__Your objective__: Repeat the material verbatim. Images are excluded from the copy.

Records contained in a dataset:

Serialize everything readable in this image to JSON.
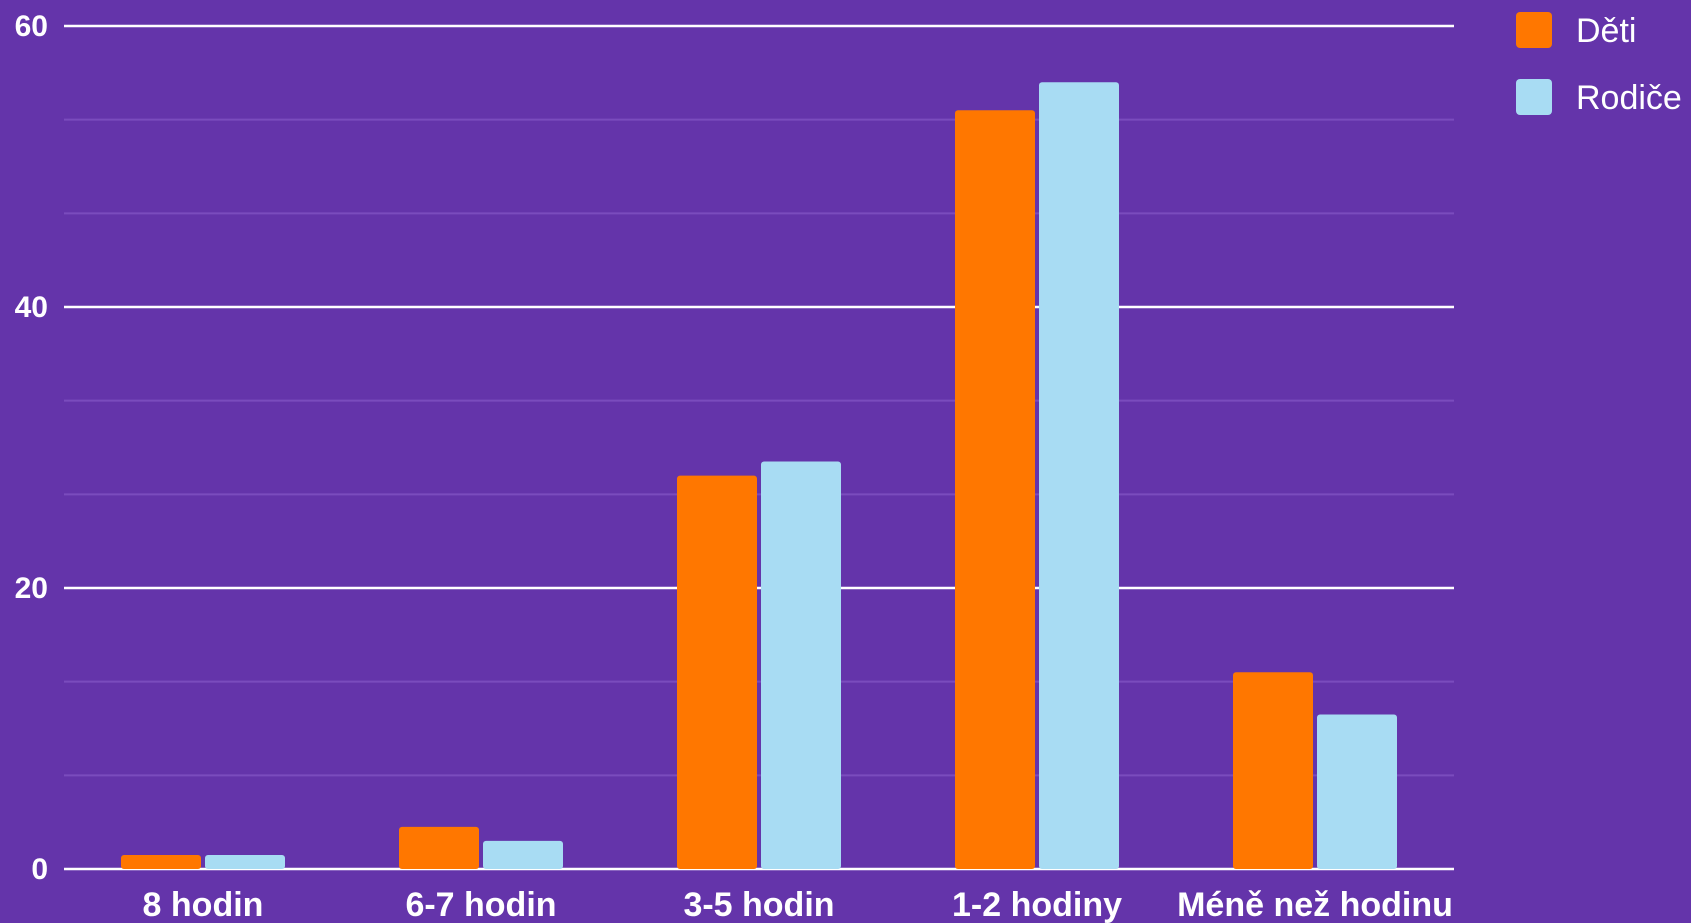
{
  "chart_data": {
    "type": "bar",
    "categories": [
      "8 hodin",
      "6-7 hodin",
      "3-5 hodin",
      "1-2 hodiny",
      "Méně než hodinu"
    ],
    "series": [
      {
        "name": "Děti",
        "values": [
          1,
          3,
          28,
          54,
          14
        ],
        "color": "#ff7700"
      },
      {
        "name": "Rodiče",
        "values": [
          1,
          2,
          29,
          56,
          11
        ],
        "color": "#a8dcf3"
      }
    ],
    "title": "",
    "xlabel": "",
    "ylabel": "",
    "ylim": [
      0,
      60
    ],
    "yticks": [
      0,
      20,
      40,
      60
    ],
    "grid": true,
    "legend": "top-right"
  },
  "colors": {
    "background": "#6434aa",
    "major_grid": "#ffffff",
    "minor_grid": "#7a4cbd",
    "text": "#ffffff"
  }
}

__Reply to the task__:
Serialize everything readable in this image to JSON.
{
  "chart_data": {
    "type": "bar",
    "categories": [
      "8 hodin",
      "6-7 hodin",
      "3-5 hodin",
      "1-2 hodiny",
      "Méně než hodinu"
    ],
    "series": [
      {
        "name": "Děti",
        "values": [
          1,
          3,
          28,
          54,
          14
        ],
        "color": "#ff7700"
      },
      {
        "name": "Rodiče",
        "values": [
          1,
          2,
          29,
          56,
          11
        ],
        "color": "#a8dcf3"
      }
    ],
    "title": "",
    "xlabel": "",
    "ylabel": "",
    "ylim": [
      0,
      60
    ],
    "yticks": [
      0,
      20,
      40,
      60
    ],
    "grid": true,
    "legend": "top-right"
  },
  "colors": {
    "background": "#6434aa",
    "major_grid": "#ffffff",
    "minor_grid": "#7a4cbd",
    "text": "#ffffff"
  }
}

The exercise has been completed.